• [CHALLENGE]: Decide whether each statement agrees with the robot square exercise. For each, answer yes or no and quote the words of the exercise that settle it. 1. Commands.sequence() runs its commands at the same time. 2. The DriveDistance command drives the robot forward at full speed. 3. The exercise suggests using a timer to know when to stop driving.

• [TEXT TO READ]:

--- BEGIN ---

Make the robot drive in a 2m × 2m square and return to the starting position.

📋 Requirements

• Drive forward 2 meters.
• Turn 90 degrees right.
• Drive forward 2 meters.
• Turn 90 degrees right.
• Repeat until robot completes square.
• Should work in simulation.

💡 Hints

Hint 1: Think about the sequence

You need to repeat these actions:

1. Drive forward 2m.
2. Turn 90°
3. Do this 4 times total.

Hint 2: Use Commands.sequence()

Commands.sequence() runs commands one after another. Each action can be its own command.

Commands.sequence(
    command1,
    command2,
    command3
);

Hint 3: Create a DriveDistance command

You’ll need a command that drives a specific distance. Use odometry to know when to stop.

public boolean isFinished() {
    double distance = startingPose.getTranslation().getDistance(
        drivetrain.getPose().getTranslation()
    );
    return distance >= targetDistance;
}

✅ Solution

👁️ Reveal Solution

// Command to drive specific distance
public class DriveDistance extends Command {
    private final Drivetrain drivetrain;
    private final double distance;
    private Pose2d startingPose;

    public DriveDistance(Drivetrain drivetrain, double meters) {
        this.drivetrain = drivetrain;
        this.distance = meters;
        addRequirements(drivetrain);
    }

    @Override
    public void initialize() {
        startingPose = drivetrain.getPose();
    }

    @Override
    public void execute() {
        drivetrain.drive(1.0, 0, 0);  // Drive forward at full speed
    }

    @Override
    public boolean isFinished() {
        double traveled = startingPose.getTranslation().getDistance(
            drivetrain.getPose().getTranslation()
        );
        return traveled >= distance;
    }

    @Override
    public void end(boolean interrupted) {
        drivetrain.drive(0, 0, 0);  // Stop
    }
}

// Command to turn 90 degrees
public class Turn90Degrees extends Command {
    private final Drivetrain drivetrain;
    private Rotation2d startingHeading;

    public Turn90Degrees(Drivetrain drivetrain) {
        this.drivetrain = drivetrain;
        addRequirements(drivetrain);
    }

    @Override
    public void initialize() {
        startingHeading = drivetrain.getPose().getRotation();
    }

    @Override
    public void execute() {
        drivetrain.drive(0, 0, Math.PI / 4);  // Turn at 45°/second
    }

    @Override
    public boolean isFinished() {
        Rotation2d currentHeading = drivetrain.getPose().getRotation();
        double degreesTurned = startingHeading.minus(currentHeading).getDegrees();
        return Math.abs(degreesTurned) >= 90;
    }

    @Override
    public void end(boolean interrupted) {
        drivetrain.drive(0, 0, 0);  // Stop
    }
}

// Complete square auto
public Command squareAuto() {
    return Commands.sequence(
        new DriveDistance(drivetrain, 2.0),
        new Turn90Degrees(drivetrain),
        new DriveDistance(drivetrain, 2.0),
        new Turn90Degrees(drivetrain),
        new DriveDistance(drivetrain, 2.0),
        new Turn90Degrees(drivetrain),
        new DriveDistance(drivetrain, 2.0),
        new Turn90Degrees(drivetrain)

--- END ---

[Box coordinate listings]
--- BEGIN ---

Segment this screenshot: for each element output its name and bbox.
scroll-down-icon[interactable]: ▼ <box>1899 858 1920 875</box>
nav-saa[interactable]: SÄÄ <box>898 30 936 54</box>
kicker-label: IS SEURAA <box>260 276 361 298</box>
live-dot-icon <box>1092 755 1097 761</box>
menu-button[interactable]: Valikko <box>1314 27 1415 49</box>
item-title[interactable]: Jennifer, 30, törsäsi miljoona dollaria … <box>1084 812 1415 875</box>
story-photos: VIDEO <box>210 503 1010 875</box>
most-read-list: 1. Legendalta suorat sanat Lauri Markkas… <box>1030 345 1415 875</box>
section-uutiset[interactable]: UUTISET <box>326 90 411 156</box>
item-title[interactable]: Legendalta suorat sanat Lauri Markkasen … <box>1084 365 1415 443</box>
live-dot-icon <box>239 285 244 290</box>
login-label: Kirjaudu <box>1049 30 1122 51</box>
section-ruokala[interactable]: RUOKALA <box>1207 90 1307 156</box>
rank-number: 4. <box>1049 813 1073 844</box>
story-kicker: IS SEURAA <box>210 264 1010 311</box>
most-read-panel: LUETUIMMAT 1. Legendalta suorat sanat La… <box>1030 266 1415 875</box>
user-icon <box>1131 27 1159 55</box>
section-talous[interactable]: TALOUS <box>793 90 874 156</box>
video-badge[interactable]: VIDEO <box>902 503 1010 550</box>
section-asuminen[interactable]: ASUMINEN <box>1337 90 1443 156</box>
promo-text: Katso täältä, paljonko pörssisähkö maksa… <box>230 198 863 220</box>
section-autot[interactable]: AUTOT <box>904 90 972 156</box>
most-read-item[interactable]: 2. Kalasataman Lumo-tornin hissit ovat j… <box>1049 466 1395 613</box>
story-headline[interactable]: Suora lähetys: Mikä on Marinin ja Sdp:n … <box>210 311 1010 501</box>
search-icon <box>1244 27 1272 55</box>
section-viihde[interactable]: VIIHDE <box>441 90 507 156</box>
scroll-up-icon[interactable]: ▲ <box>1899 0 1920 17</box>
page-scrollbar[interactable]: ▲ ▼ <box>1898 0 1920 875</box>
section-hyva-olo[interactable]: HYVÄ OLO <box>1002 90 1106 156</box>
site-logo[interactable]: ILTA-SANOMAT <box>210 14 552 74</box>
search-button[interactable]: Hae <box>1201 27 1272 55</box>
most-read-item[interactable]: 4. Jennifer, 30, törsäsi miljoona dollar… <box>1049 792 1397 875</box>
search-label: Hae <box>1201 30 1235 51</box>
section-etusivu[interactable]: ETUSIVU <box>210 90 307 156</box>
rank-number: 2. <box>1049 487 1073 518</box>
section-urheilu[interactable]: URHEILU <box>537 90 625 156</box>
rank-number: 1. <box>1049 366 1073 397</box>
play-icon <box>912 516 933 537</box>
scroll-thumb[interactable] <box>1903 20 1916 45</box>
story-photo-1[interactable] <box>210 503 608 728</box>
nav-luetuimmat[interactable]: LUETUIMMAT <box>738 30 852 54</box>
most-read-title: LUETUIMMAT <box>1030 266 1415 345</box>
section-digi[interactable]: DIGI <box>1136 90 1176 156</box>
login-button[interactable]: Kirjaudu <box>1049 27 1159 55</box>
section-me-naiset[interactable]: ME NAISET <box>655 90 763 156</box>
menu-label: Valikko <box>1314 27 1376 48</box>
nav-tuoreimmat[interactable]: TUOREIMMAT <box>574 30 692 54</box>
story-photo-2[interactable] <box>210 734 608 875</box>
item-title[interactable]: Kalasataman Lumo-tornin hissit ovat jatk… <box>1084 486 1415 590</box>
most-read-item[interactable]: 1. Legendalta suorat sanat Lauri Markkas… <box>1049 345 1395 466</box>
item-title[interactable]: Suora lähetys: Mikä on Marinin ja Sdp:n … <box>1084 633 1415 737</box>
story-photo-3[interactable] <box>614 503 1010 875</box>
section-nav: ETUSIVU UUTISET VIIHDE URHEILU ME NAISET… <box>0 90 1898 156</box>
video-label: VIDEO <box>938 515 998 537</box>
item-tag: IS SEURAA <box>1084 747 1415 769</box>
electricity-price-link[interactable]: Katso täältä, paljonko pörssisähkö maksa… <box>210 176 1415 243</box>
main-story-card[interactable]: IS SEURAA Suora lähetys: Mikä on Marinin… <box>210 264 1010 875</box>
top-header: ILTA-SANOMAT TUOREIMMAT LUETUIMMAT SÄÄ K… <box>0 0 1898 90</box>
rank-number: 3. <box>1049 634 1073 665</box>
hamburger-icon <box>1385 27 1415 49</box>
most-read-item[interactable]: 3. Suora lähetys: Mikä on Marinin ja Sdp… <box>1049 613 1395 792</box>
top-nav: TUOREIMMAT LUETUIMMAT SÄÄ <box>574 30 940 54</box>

--- END ---

• [ANSWER TO THE TASK]:
1. No: "Commands.sequence() runs commands one after another."
2. Yes: "Drive forward at full speed"
3. No: "Use odometry to know when to stop."